> _WORK TO BE COMPLETED_
Give back the records below exactly, every one, with no pictures.

> _DATASET ENTRIES_
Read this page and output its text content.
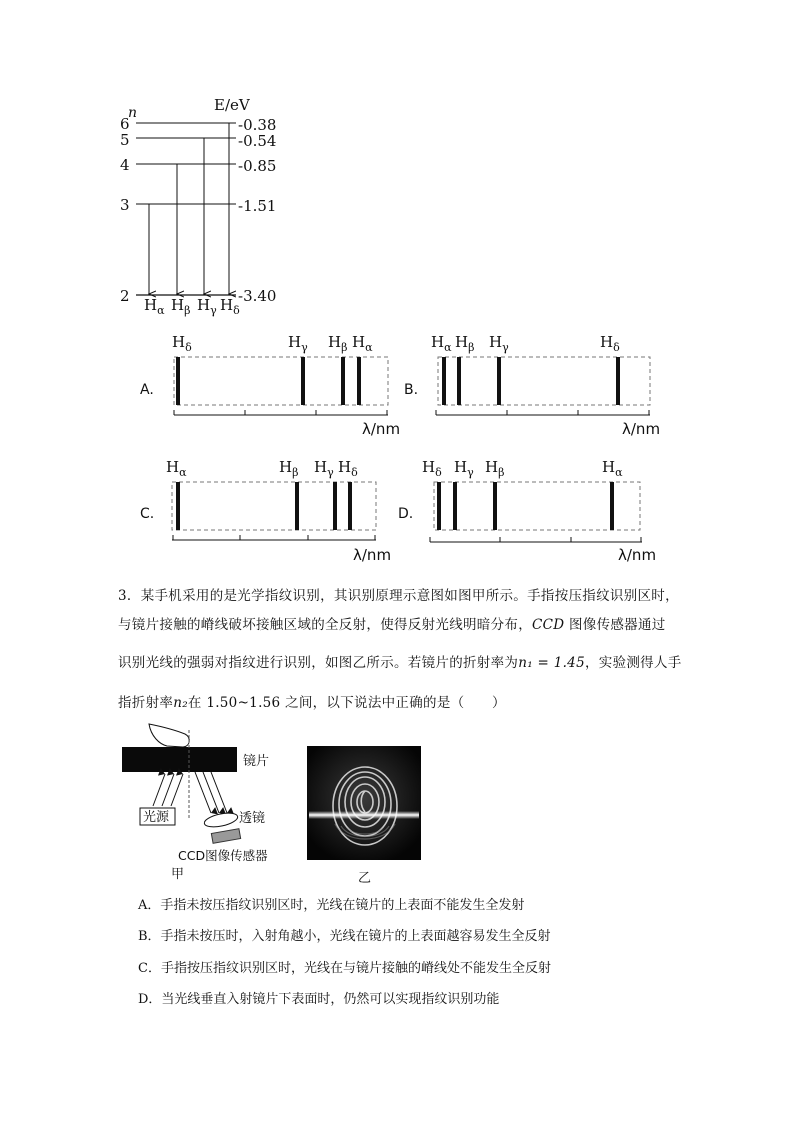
n	E/eV
6
5
4
3
2
-0.38
-0.54
-0.85
-1.51
-3.40
$H_\alpha$ $H_\beta$ $H_\gamma$ $H_\delta$
A.
$H_\delta$	$H_\gamma$ $H_\beta$ $H_\alpha$
λ/nm
B.
$H_\alpha$ $H_\beta$ $H_\gamma$	$H_\delta$
λ/nm
C.
$H_\alpha$	$H_\beta$ $H_\gamma$ $H_\delta$
λ/nm
D.
$H_\delta$ $H_\gamma$ $H_\beta$	$H_\alpha$
λ/nm
3．某手机采用的是光学指纹识别，其识别原理示意图如图甲所示。手指按压指纹识别区时，
与镜片接触的嵴线破坏接触区域的全反射，使得反射光线明暗分布，CCD 图像传感器通过
识别光线的强弱对指纹进行识别，如图乙所示。若镜片的折射率为n₁ = 1.45，实验测得人手
指折射率n₂在 1.50~1.56 之间，以下说法中正确的是（　　）
光源	透镜
镜片
CCD图像传感器
甲	乙
A．手指未按压指纹识别区时，光线在镜片的上表面不能发生全发射
B．手指未按压时，入射角越小，光线在镜片的上表面越容易发生全反射
C．手指按压指纹识别区时，光线在与镜片接触的嵴线处不能发生全反射
D．当光线垂直入射镜片下表面时，仍然可以实现指纹识别功能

> _FULL OUTPUT_
Read this page and output its text content.
n	E/eV
6
5
4
3
2
-0.38
-0.54
-0.85
-1.51
-3.40
$H_\alpha$ $H_\beta$ $H_\gamma$ $H_\delta$
A.
$H_\delta$	$H_\gamma$ $H_\beta$ $H_\alpha$
λ/nm
B.
$H_\alpha$ $H_\beta$ $H_\gamma$	$H_\delta$
λ/nm
C.
$H_\alpha$	$H_\beta$ $H_\gamma$ $H_\delta$
λ/nm
D.
$H_\delta$ $H_\gamma$ $H_\beta$	$H_\alpha$
λ/nm
3．某手机采用的是光学指纹识别，其识别原理示意图如图甲所示。手指按压指纹识别区时，
与镜片接触的嵴线破坏接触区域的全反射，使得反射光线明暗分布，CCD 图像传感器通过
识别光线的强弱对指纹进行识别，如图乙所示。若镜片的折射率为n₁ = 1.45，实验测得人手
指折射率n₂在 1.50~1.56 之间，以下说法中正确的是（　　）
光源	透镜
镜片
CCD图像传感器
甲	乙
A．手指未按压指纹识别区时，光线在镜片的上表面不能发生全发射
B．手指未按压时，入射角越小，光线在镜片的上表面越容易发生全反射
C．手指按压指纹识别区时，光线在与镜片接触的嵴线处不能发生全反射
D．当光线垂直入射镜片下表面时，仍然可以实现指纹识别功能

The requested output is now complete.